**Aim:** Reproduce the full listing below unchanged, apart from the pictures.
START Available records
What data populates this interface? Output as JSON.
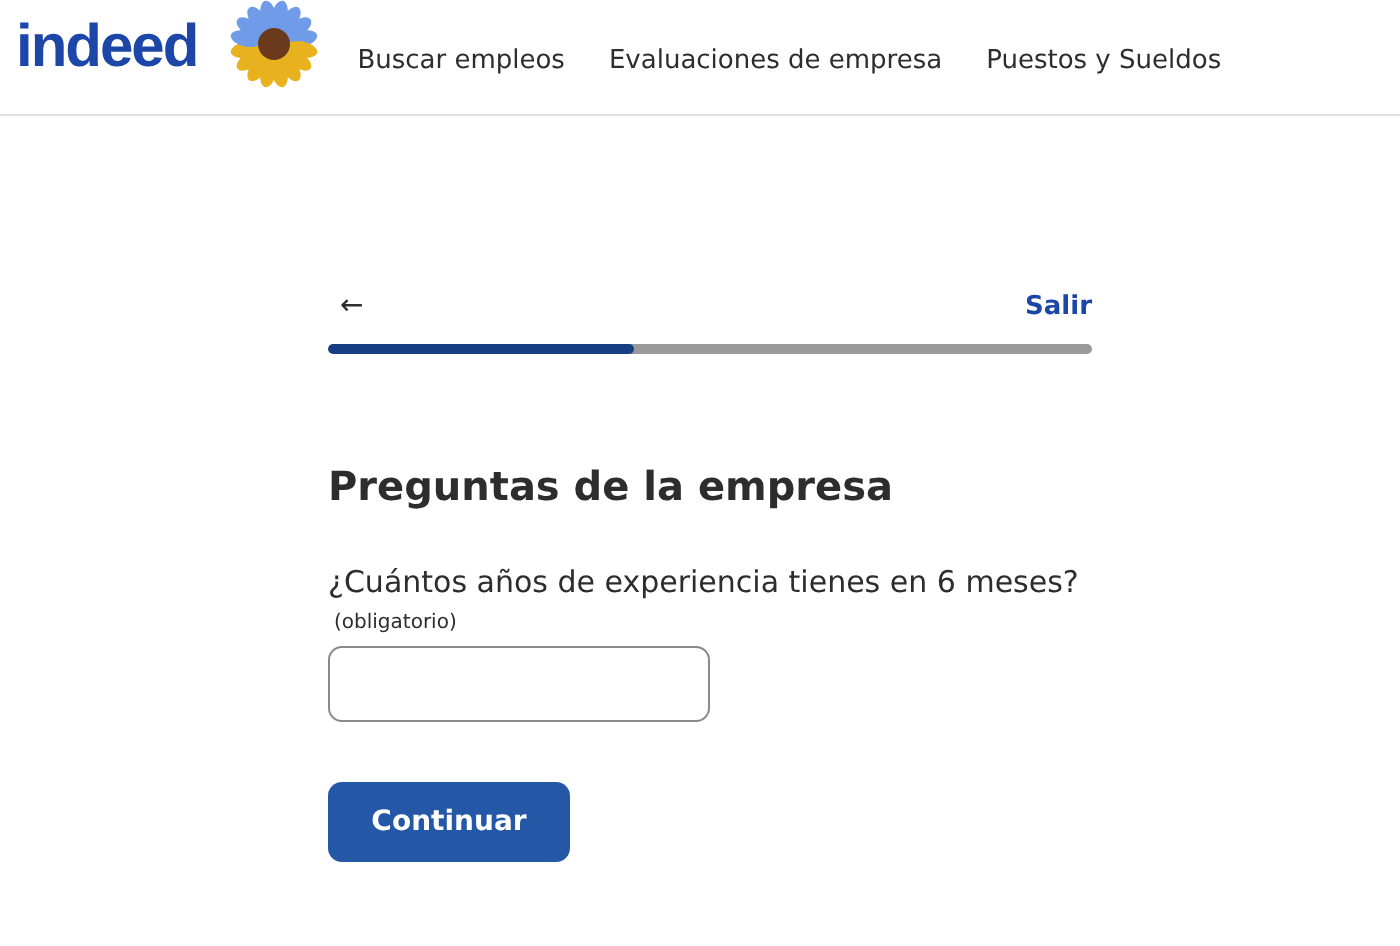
{
  "header": {
    "logo": "indeed",
    "nav": [
      {
        "label": "Buscar empleos"
      },
      {
        "label": "Evaluaciones de empresa"
      },
      {
        "label": "Puestos y Sueldos"
      }
    ]
  },
  "progress": {
    "back": "←",
    "exit": "Salir",
    "level": 0.4
  },
  "heading": "Preguntas de la empresa",
  "question": {
    "label": "¿Cuántos años de experiencia tienes en 6 meses?",
    "note": "(obligatorio)"
  },
  "button": "Continuar"
}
END Available records
**Response to this exercise:**
What data populates this interface? Output as JSON.
{
  "header": {
    "logo": "indeed",
    "nav": [
      {
        "label": "Buscar empleos"
      },
      {
        "label": "Evaluaciones de empresa"
      },
      {
        "label": "Puestos y Sueldos"
      }
    ]
  },
  "progress": {
    "back": "←",
    "exit": "Salir",
    "level": 0.4
  },
  "heading": "Preguntas de la empresa",
  "question": {
    "label": "¿Cuántos años de experiencia tienes en 6 meses?",
    "note": "(obligatorio)"
  },
  "button": "Continuar"
}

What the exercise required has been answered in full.